#### [Exercise instructions]
Reproduce each of the following items verbatim, line for line, with no changes.

↓

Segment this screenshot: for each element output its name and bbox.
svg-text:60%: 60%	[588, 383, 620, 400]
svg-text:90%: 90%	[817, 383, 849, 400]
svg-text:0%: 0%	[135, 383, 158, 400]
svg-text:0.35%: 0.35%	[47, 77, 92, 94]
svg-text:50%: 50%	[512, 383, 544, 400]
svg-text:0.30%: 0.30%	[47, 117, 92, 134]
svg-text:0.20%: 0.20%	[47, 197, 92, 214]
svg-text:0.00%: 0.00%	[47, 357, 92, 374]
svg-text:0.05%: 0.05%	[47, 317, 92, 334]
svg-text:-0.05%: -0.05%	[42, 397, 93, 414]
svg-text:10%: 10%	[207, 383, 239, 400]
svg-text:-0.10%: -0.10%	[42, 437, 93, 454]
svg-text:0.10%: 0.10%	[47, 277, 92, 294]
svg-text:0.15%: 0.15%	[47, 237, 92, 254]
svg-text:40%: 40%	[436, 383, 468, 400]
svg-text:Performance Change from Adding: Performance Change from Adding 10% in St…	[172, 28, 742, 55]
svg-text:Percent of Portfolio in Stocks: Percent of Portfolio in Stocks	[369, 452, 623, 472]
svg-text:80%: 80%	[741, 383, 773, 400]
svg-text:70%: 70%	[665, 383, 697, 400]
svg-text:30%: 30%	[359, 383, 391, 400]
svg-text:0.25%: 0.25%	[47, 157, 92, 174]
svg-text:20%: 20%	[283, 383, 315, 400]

↑

#### [Response to the exercise]
Segment this screenshot: for each element output its name and bbox.
svg-text:60%: 60%	[588, 383, 620, 400]
svg-text:90%: 90%	[817, 383, 849, 400]
svg-text:0%: 0%	[135, 383, 158, 400]
svg-text:0.35%: 0.35%	[47, 77, 92, 94]
svg-text:50%: 50%	[512, 383, 544, 400]
svg-text:0.30%: 0.30%	[47, 117, 92, 134]
svg-text:0.20%: 0.20%	[47, 197, 92, 214]
svg-text:0.00%: 0.00%	[47, 357, 92, 374]
svg-text:0.05%: 0.05%	[47, 317, 92, 334]
svg-text:-0.05%: -0.05%	[42, 397, 93, 414]
svg-text:10%: 10%	[207, 383, 239, 400]
svg-text:-0.10%: -0.10%	[42, 437, 93, 454]
svg-text:0.10%: 0.10%	[47, 277, 92, 294]
svg-text:0.15%: 0.15%	[47, 237, 92, 254]
svg-text:40%: 40%	[436, 383, 468, 400]
svg-text:Performance Change from Adding: Performance Change from Adding 10% in St…	[172, 28, 742, 55]
svg-text:Percent of Portfolio in Stocks: Percent of Portfolio in Stocks	[369, 452, 623, 472]
svg-text:80%: 80%	[741, 383, 773, 400]
svg-text:70%: 70%	[665, 383, 697, 400]
svg-text:30%: 30%	[359, 383, 391, 400]
svg-text:0.25%: 0.25%	[47, 157, 92, 174]
svg-text:20%: 20%	[283, 383, 315, 400]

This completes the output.